**WHAT NEEDS TO BE DONE:** Quote all of the data below exactly, please.

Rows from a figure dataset
[START]

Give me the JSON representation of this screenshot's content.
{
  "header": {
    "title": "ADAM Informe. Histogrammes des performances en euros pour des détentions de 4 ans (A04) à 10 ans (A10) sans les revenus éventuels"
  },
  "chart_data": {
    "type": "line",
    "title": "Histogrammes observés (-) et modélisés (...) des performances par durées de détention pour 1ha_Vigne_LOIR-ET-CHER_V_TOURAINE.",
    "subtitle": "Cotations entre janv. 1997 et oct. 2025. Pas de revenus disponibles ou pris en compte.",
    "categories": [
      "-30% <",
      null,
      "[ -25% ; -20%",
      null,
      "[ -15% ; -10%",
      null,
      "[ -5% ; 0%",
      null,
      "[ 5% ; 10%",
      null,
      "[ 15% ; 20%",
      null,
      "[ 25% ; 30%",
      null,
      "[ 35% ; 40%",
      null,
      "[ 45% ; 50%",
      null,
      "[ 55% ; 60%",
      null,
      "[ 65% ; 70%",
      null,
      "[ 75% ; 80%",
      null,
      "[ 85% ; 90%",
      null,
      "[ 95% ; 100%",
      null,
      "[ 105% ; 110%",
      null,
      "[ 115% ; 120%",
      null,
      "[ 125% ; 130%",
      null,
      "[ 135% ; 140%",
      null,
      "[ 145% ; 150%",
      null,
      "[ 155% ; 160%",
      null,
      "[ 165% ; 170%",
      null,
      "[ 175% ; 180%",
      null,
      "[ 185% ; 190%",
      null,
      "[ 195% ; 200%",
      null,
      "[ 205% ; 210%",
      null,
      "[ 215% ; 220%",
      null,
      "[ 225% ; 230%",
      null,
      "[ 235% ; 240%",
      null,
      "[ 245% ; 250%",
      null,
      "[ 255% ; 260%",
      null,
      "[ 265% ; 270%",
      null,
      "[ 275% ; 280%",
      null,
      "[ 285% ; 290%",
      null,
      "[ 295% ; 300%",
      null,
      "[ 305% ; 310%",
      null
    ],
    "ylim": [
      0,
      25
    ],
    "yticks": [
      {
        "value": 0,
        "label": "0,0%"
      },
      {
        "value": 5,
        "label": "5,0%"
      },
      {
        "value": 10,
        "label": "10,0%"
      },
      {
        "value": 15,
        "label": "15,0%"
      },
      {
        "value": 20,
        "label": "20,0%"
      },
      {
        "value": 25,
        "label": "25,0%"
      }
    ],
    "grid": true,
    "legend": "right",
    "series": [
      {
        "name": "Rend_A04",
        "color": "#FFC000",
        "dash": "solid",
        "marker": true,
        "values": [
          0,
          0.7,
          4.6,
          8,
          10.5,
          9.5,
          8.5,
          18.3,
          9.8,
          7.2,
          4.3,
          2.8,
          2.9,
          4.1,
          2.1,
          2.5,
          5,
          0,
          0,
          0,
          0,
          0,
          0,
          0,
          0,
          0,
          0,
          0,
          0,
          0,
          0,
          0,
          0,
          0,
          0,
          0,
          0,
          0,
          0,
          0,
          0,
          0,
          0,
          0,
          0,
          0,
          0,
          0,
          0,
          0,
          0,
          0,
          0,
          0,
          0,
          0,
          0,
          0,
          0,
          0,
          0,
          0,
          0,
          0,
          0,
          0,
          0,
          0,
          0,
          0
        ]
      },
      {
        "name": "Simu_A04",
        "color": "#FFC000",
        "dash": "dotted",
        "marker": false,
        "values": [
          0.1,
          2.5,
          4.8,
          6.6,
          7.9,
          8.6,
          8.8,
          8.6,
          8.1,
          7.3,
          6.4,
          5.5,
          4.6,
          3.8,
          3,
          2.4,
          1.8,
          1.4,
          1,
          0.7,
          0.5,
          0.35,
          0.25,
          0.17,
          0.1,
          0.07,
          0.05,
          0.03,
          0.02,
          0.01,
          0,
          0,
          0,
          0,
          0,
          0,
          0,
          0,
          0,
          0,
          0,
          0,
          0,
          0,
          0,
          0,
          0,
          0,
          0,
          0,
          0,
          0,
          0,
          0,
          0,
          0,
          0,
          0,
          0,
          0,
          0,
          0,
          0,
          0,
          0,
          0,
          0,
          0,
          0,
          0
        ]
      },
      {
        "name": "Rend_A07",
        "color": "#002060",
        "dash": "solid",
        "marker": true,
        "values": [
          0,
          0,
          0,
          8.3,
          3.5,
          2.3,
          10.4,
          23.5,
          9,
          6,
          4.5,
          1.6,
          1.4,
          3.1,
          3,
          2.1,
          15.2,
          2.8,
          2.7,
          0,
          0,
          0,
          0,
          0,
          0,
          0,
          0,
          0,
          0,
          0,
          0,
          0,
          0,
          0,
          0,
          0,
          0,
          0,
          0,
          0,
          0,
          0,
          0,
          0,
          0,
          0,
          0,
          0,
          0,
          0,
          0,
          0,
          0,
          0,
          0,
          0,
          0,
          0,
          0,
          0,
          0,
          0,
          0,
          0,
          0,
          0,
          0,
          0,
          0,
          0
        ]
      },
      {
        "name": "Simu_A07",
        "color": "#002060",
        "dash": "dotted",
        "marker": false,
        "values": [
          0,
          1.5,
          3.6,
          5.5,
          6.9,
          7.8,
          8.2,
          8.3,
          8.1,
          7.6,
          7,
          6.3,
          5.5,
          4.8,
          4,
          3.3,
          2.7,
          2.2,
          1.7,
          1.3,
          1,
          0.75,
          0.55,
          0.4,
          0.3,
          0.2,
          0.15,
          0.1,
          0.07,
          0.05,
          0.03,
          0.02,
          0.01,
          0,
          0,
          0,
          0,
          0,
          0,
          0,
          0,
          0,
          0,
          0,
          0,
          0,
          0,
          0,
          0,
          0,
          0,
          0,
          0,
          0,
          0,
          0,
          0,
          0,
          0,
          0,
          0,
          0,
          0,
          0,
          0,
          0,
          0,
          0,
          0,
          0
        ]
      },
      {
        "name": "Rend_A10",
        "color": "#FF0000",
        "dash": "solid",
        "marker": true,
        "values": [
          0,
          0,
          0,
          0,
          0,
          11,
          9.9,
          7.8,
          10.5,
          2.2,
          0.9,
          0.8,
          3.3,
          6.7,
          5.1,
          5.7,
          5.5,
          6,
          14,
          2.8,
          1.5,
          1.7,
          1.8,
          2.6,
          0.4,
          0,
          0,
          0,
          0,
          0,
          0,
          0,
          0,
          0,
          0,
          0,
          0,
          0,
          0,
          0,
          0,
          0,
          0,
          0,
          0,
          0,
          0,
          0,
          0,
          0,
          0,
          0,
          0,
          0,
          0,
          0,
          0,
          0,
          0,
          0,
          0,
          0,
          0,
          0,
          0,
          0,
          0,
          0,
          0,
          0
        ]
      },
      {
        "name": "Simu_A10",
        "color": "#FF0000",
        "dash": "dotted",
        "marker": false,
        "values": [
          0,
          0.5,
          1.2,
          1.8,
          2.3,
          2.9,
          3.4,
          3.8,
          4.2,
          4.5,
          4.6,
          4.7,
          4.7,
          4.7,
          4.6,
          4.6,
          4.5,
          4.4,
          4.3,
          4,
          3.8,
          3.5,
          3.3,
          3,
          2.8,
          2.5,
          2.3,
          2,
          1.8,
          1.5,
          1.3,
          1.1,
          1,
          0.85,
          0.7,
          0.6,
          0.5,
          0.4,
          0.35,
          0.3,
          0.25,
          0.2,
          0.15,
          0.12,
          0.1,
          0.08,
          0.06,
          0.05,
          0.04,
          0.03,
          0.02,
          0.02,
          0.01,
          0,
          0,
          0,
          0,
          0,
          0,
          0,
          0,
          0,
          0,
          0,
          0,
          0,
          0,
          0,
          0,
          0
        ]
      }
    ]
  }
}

[END]

**EXERCISE SOLUTION:**
Give me the JSON representation of this screenshot's content.
{
  "header": {
    "title": "ADAM Informe. Histogrammes des performances en euros pour des détentions de 4 ans (A04) à 10 ans (A10) sans les revenus éventuels"
  },
  "chart_data": {
    "type": "line",
    "title": "Histogrammes observés (-) et modélisés (...) des performances par durées de détention pour 1ha_Vigne_LOIR-ET-CHER_V_TOURAINE.",
    "subtitle": "Cotations entre janv. 1997 et oct. 2025. Pas de revenus disponibles ou pris en compte.",
    "categories": [
      "-30% <",
      null,
      "[ -25% ; -20%",
      null,
      "[ -15% ; -10%",
      null,
      "[ -5% ; 0%",
      null,
      "[ 5% ; 10%",
      null,
      "[ 15% ; 20%",
      null,
      "[ 25% ; 30%",
      null,
      "[ 35% ; 40%",
      null,
      "[ 45% ; 50%",
      null,
      "[ 55% ; 60%",
      null,
      "[ 65% ; 70%",
      null,
      "[ 75% ; 80%",
      null,
      "[ 85% ; 90%",
      null,
      "[ 95% ; 100%",
      null,
      "[ 105% ; 110%",
      null,
      "[ 115% ; 120%",
      null,
      "[ 125% ; 130%",
      null,
      "[ 135% ; 140%",
      null,
      "[ 145% ; 150%",
      null,
      "[ 155% ; 160%",
      null,
      "[ 165% ; 170%",
      null,
      "[ 175% ; 180%",
      null,
      "[ 185% ; 190%",
      null,
      "[ 195% ; 200%",
      null,
      "[ 205% ; 210%",
      null,
      "[ 215% ; 220%",
      null,
      "[ 225% ; 230%",
      null,
      "[ 235% ; 240%",
      null,
      "[ 245% ; 250%",
      null,
      "[ 255% ; 260%",
      null,
      "[ 265% ; 270%",
      null,
      "[ 275% ; 280%",
      null,
      "[ 285% ; 290%",
      null,
      "[ 295% ; 300%",
      null,
      "[ 305% ; 310%",
      null
    ],
    "ylim": [
      0,
      25
    ],
    "yticks": [
      {
        "value": 0,
        "label": "0,0%"
      },
      {
        "value": 5,
        "label": "5,0%"
      },
      {
        "value": 10,
        "label": "10,0%"
      },
      {
        "value": 15,
        "label": "15,0%"
      },
      {
        "value": 20,
        "label": "20,0%"
      },
      {
        "value": 25,
        "label": "25,0%"
      }
    ],
    "grid": true,
    "legend": "right",
    "series": [
      {
        "name": "Rend_A04",
        "color": "#FFC000",
        "dash": "solid",
        "marker": true,
        "values": [
          0,
          0.7,
          4.6,
          8,
          10.5,
          9.5,
          8.5,
          18.3,
          9.8,
          7.2,
          4.3,
          2.8,
          2.9,
          4.1,
          2.1,
          2.5,
          5,
          0,
          0,
          0,
          0,
          0,
          0,
          0,
          0,
          0,
          0,
          0,
          0,
          0,
          0,
          0,
          0,
          0,
          0,
          0,
          0,
          0,
          0,
          0,
          0,
          0,
          0,
          0,
          0,
          0,
          0,
          0,
          0,
          0,
          0,
          0,
          0,
          0,
          0,
          0,
          0,
          0,
          0,
          0,
          0,
          0,
          0,
          0,
          0,
          0,
          0,
          0,
          0,
          0
        ]
      },
      {
        "name": "Simu_A04",
        "color": "#FFC000",
        "dash": "dotted",
        "marker": false,
        "values": [
          0.1,
          2.5,
          4.8,
          6.6,
          7.9,
          8.6,
          8.8,
          8.6,
          8.1,
          7.3,
          6.4,
          5.5,
          4.6,
          3.8,
          3,
          2.4,
          1.8,
          1.4,
          1,
          0.7,
          0.5,
          0.35,
          0.25,
          0.17,
          0.1,
          0.07,
          0.05,
          0.03,
          0.02,
          0.01,
          0,
          0,
          0,
          0,
          0,
          0,
          0,
          0,
          0,
          0,
          0,
          0,
          0,
          0,
          0,
          0,
          0,
          0,
          0,
          0,
          0,
          0,
          0,
          0,
          0,
          0,
          0,
          0,
          0,
          0,
          0,
          0,
          0,
          0,
          0,
          0,
          0,
          0,
          0,
          0
        ]
      },
      {
        "name": "Rend_A07",
        "color": "#002060",
        "dash": "solid",
        "marker": true,
        "values": [
          0,
          0,
          0,
          8.3,
          3.5,
          2.3,
          10.4,
          23.5,
          9,
          6,
          4.5,
          1.6,
          1.4,
          3.1,
          3,
          2.1,
          15.2,
          2.8,
          2.7,
          0,
          0,
          0,
          0,
          0,
          0,
          0,
          0,
          0,
          0,
          0,
          0,
          0,
          0,
          0,
          0,
          0,
          0,
          0,
          0,
          0,
          0,
          0,
          0,
          0,
          0,
          0,
          0,
          0,
          0,
          0,
          0,
          0,
          0,
          0,
          0,
          0,
          0,
          0,
          0,
          0,
          0,
          0,
          0,
          0,
          0,
          0,
          0,
          0,
          0,
          0
        ]
      },
      {
        "name": "Simu_A07",
        "color": "#002060",
        "dash": "dotted",
        "marker": false,
        "values": [
          0,
          1.5,
          3.6,
          5.5,
          6.9,
          7.8,
          8.2,
          8.3,
          8.1,
          7.6,
          7,
          6.3,
          5.5,
          4.8,
          4,
          3.3,
          2.7,
          2.2,
          1.7,
          1.3,
          1,
          0.75,
          0.55,
          0.4,
          0.3,
          0.2,
          0.15,
          0.1,
          0.07,
          0.05,
          0.03,
          0.02,
          0.01,
          0,
          0,
          0,
          0,
          0,
          0,
          0,
          0,
          0,
          0,
          0,
          0,
          0,
          0,
          0,
          0,
          0,
          0,
          0,
          0,
          0,
          0,
          0,
          0,
          0,
          0,
          0,
          0,
          0,
          0,
          0,
          0,
          0,
          0,
          0,
          0,
          0
        ]
      },
      {
        "name": "Rend_A10",
        "color": "#FF0000",
        "dash": "solid",
        "marker": true,
        "values": [
          0,
          0,
          0,
          0,
          0,
          11,
          9.9,
          7.8,
          10.5,
          2.2,
          0.9,
          0.8,
          3.3,
          6.7,
          5.1,
          5.7,
          5.5,
          6,
          14,
          2.8,
          1.5,
          1.7,
          1.8,
          2.6,
          0.4,
          0,
          0,
          0,
          0,
          0,
          0,
          0,
          0,
          0,
          0,
          0,
          0,
          0,
          0,
          0,
          0,
          0,
          0,
          0,
          0,
          0,
          0,
          0,
          0,
          0,
          0,
          0,
          0,
          0,
          0,
          0,
          0,
          0,
          0,
          0,
          0,
          0,
          0,
          0,
          0,
          0,
          0,
          0,
          0,
          0
        ]
      },
      {
        "name": "Simu_A10",
        "color": "#FF0000",
        "dash": "dotted",
        "marker": false,
        "values": [
          0,
          0.5,
          1.2,
          1.8,
          2.3,
          2.9,
          3.4,
          3.8,
          4.2,
          4.5,
          4.6,
          4.7,
          4.7,
          4.7,
          4.6,
          4.6,
          4.5,
          4.4,
          4.3,
          4,
          3.8,
          3.5,
          3.3,
          3,
          2.8,
          2.5,
          2.3,
          2,
          1.8,
          1.5,
          1.3,
          1.1,
          1,
          0.85,
          0.7,
          0.6,
          0.5,
          0.4,
          0.35,
          0.3,
          0.25,
          0.2,
          0.15,
          0.12,
          0.1,
          0.08,
          0.06,
          0.05,
          0.04,
          0.03,
          0.02,
          0.02,
          0.01,
          0,
          0,
          0,
          0,
          0,
          0,
          0,
          0,
          0,
          0,
          0,
          0,
          0,
          0,
          0,
          0,
          0
        ]
      }
    ]
  }
}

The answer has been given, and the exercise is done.